What this task involves:
From the entries below, copy every line that has the word "möjligt".

(Dataset records of document pages)
^^^^^^^^^^^^^^^^

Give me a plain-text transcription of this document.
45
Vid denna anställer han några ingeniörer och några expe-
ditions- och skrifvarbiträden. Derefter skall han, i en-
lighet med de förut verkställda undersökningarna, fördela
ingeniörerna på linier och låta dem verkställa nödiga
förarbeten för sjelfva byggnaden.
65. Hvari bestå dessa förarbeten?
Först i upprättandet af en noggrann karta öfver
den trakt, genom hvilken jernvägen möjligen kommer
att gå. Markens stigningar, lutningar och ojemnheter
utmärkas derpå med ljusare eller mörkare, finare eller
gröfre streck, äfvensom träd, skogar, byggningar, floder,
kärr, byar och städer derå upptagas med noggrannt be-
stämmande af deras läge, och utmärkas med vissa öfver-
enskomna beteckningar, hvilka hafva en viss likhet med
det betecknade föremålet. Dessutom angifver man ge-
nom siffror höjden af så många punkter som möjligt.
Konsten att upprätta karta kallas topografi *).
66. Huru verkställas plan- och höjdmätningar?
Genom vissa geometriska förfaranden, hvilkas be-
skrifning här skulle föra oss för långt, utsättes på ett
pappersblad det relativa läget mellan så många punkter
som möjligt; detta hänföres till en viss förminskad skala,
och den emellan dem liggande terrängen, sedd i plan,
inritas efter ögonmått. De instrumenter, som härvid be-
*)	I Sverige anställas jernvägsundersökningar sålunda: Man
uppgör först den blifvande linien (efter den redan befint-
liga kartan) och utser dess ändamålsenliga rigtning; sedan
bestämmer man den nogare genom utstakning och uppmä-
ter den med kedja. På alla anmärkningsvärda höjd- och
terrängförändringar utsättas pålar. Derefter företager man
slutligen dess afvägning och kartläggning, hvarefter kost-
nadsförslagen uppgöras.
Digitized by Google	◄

^^^^^^^^^^^^^^^^

Solution for this problem:
nom siffror höjden af så många punkter som möjligt.
som möjligt; detta hänföres till en viss förminskad skala,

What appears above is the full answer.